Stored dataset items

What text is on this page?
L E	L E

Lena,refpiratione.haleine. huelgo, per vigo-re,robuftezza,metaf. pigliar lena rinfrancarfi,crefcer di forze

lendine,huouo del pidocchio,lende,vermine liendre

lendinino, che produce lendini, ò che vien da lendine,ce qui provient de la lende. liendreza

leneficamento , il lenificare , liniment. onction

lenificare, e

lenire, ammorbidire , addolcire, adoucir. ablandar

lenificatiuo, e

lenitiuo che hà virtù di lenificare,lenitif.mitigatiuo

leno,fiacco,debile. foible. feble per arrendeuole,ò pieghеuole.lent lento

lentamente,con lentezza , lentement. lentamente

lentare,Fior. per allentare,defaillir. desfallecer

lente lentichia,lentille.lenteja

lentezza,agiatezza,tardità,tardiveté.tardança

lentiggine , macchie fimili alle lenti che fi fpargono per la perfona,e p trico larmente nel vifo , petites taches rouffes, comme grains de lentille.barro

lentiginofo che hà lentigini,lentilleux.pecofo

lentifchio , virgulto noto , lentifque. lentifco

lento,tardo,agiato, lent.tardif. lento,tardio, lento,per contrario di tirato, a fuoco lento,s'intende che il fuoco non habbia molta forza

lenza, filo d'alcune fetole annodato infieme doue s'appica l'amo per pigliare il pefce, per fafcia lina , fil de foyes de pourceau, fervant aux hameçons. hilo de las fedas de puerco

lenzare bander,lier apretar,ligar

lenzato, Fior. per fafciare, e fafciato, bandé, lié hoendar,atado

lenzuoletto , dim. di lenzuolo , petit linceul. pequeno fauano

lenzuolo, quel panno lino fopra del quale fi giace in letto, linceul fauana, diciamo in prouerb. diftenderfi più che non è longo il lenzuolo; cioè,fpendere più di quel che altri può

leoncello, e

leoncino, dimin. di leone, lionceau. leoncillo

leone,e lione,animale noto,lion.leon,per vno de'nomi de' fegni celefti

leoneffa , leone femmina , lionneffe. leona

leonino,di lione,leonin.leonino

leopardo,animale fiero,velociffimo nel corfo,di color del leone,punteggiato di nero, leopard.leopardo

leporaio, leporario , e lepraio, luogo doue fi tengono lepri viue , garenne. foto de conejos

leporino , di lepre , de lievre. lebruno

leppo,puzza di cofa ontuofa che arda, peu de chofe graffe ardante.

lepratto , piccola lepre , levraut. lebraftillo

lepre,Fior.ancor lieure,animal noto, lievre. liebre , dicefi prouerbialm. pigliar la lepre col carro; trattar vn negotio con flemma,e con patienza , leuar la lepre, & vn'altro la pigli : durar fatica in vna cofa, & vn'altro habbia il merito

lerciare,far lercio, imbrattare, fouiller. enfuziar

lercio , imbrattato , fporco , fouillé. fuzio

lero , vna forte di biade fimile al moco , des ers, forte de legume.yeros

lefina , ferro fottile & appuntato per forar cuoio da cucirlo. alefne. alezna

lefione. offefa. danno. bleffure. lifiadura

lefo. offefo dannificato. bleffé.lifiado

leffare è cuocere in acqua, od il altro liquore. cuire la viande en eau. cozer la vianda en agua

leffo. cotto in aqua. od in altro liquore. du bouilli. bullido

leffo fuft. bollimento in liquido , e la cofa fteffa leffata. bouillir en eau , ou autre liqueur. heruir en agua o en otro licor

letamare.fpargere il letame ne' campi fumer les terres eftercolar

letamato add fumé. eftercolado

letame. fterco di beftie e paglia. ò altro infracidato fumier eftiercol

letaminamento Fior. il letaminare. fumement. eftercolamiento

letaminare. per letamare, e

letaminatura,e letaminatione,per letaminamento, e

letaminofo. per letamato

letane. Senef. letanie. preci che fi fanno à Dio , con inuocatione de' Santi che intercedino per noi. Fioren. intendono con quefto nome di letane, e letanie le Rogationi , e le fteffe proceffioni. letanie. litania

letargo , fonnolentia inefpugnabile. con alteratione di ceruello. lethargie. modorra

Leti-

▶ [GOAL]
Copy down the whole of the data above, matching it exactly.

▶ [WORKED ANSWER]
What text is on this page?
L E	L E

Lena,refpiratione.haleine. huelgo, per vigo-re,robuftezza,metaf. pigliar lena rinfrancarfi,crefcer di forze

lendine,huouo del pidocchio,lende,vermine liendre

lendinino, che produce lendini, ò che vien da lendine,ce qui provient de la lende. liendreza

leneficamento , il lenificare , liniment. onction

lenificare, e

lenire, ammorbidire , addolcire, adoucir. ablandar

lenificatiuo, e

lenitiuo che hà virtù di lenificare,lenitif.mitigatiuo

leno,fiacco,debile. foible. feble per arrendeuole,ò pieghеuole.lent lento

lentamente,con lentezza , lentement. lentamente

lentare,Fior. per allentare,defaillir. desfallecer

lente lentichia,lentille.lenteja

lentezza,agiatezza,tardità,tardiveté.tardança

lentiggine , macchie fimili alle lenti che fi fpargono per la perfona,e p trico larmente nel vifo , petites taches rouffes, comme grains de lentille.barro

lentiginofo che hà lentigini,lentilleux.pecofo

lentifchio , virgulto noto , lentifque. lentifco

lento,tardo,agiato, lent.tardif. lento,tardio, lento,per contrario di tirato, a fuoco lento,s'intende che il fuoco non habbia molta forza

lenza, filo d'alcune fetole annodato infieme doue s'appica l'amo per pigliare il pefce, per fafcia lina , fil de foyes de pourceau, fervant aux hameçons. hilo de las fedas de puerco

lenzare bander,lier apretar,ligar

lenzato, Fior. per fafciare, e fafciato, bandé, lié hoendar,atado

lenzuoletto , dim. di lenzuolo , petit linceul. pequeno fauano

lenzuolo, quel panno lino fopra del quale fi giace in letto, linceul fauana, diciamo in prouerb. diftenderfi più che non è longo il lenzuolo; cioè,fpendere più di quel che altri può

leoncello, e

leoncino, dimin. di leone, lionceau. leoncillo

leone,e lione,animale noto,lion.leon,per vno de'nomi de' fegni celefti

leoneffa , leone femmina , lionneffe. leona

leonino,di lione,leonin.leonino

leopardo,animale fiero,velociffimo nel corfo,di color del leone,punteggiato di nero, leopard.leopardo

leporaio, leporario , e lepraio, luogo doue fi tengono lepri viue , garenne. foto de conejos

leporino , di lepre , de lievre. lebruno

leppo,puzza di cofa ontuofa che arda, peu de chofe graffe ardante.

lepratto , piccola lepre , levraut. lebraftillo

lepre,Fior.ancor lieure,animal noto, lievre. liebre , dicefi prouerbialm. pigliar la lepre col carro; trattar vn negotio con flemma,e con patienza , leuar la lepre, & vn'altro la pigli : durar fatica in vna cofa, & vn'altro habbia il merito

lerciare,far lercio, imbrattare, fouiller. enfuziar

lercio , imbrattato , fporco , fouillé. fuzio

lero , vna forte di biade fimile al moco , des ers, forte de legume.yeros

lefina , ferro fottile & appuntato per forar cuoio da cucirlo. alefne. alezna

lefione. offefa. danno. bleffure. lifiadura

lefo. offefo dannificato. bleffé.lifiado

leffare è cuocere in acqua, od il altro liquore. cuire la viande en eau. cozer la vianda en agua

leffo. cotto in aqua. od in altro liquore. du bouilli. bullido

leffo fuft. bollimento in liquido , e la cofa fteffa leffata. bouillir en eau , ou autre liqueur. heruir en agua o en otro licor

letamare.fpargere il letame ne' campi fumer les terres eftercolar

letamato add fumé. eftercolado

letame. fterco di beftie e paglia. ò altro infracidato fumier eftiercol

letaminamento Fior. il letaminare. fumement. eftercolamiento

letaminare. per letamare, e

letaminatura,e letaminatione,per letaminamento, e

letaminofo. per letamato

letane. Senef. letanie. preci che fi fanno à Dio , con inuocatione de' Santi che intercedino per noi. Fioren. intendono con quefto nome di letane, e letanie le Rogationi , e le fteffe proceffioni. letanie. litania

letargo , fonnolentia inefpugnabile. con alteratione di ceruello. lethargie. modorra

Leti-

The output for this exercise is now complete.